__GIVEN TASK__
Pictures in the records should not be copied, but every other part must be repeated exactly.

Stored data:
● ● ● ● ●

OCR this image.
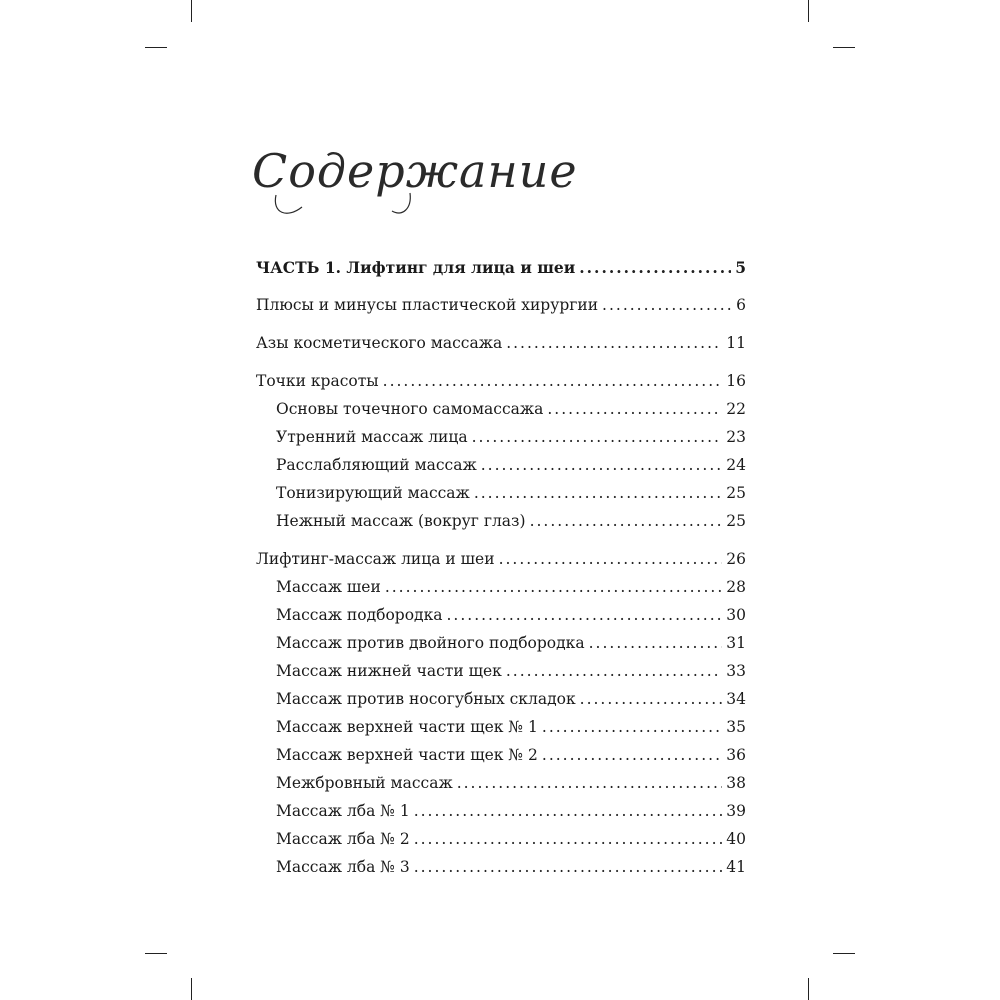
Содержание
ЧАСТЬ 1. Лифтинг для лица и шеи .....	5
Плюсы и минусы пластической хирургии .....	6
Азы косметического массажа .....	11
Точки красоты .....	16
Основы точечного самомассажа .....	22
Утренний массаж лица .....	23
Расслабляющий массаж .....	24
Тонизирующий массаж .....	25
Нежный массаж (вокруг глаз) .....	25
Лифтинг-массаж лица и шеи .....	26
Массаж шеи .....	28
Массаж подбородка .....	30
Массаж против двойного подбородка .....	31
Массаж нижней части щек .....	33
Массаж против носогубных складок .....	34
Массаж верхней части щек № 1 .....	35
Массаж верхней части щек № 2 .....	36
Межбровный массаж .....	38
Массаж лба № 1 .....	39
Массаж лба № 2 .....	40
Массаж лба № 3 .....	41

● ● ● ● ●

__SOLVED EXERCISE__
OCR this image.
Содержание
ЧАСТЬ 1. Лифтинг для лица и шеи .....	5
Плюсы и минусы пластической хирургии .....	6
Азы косметического массажа .....	11
Точки красоты .....	16
Основы точечного самомассажа .....	22
Утренний массаж лица .....	23
Расслабляющий массаж .....	24
Тонизирующий массаж .....	25
Нежный массаж (вокруг глаз) .....	25
Лифтинг-массаж лица и шеи .....	26
Массаж шеи .....	28
Массаж подбородка .....	30
Массаж против двойного подбородка .....	31
Массаж нижней части щек .....	33
Массаж против носогубных складок .....	34
Массаж верхней части щек № 1 .....	35
Массаж верхней части щек № 2 .....	36
Межбровный массаж .....	38
Массаж лба № 1 .....	39
Массаж лба № 2 .....	40
Массаж лба № 3 .....	41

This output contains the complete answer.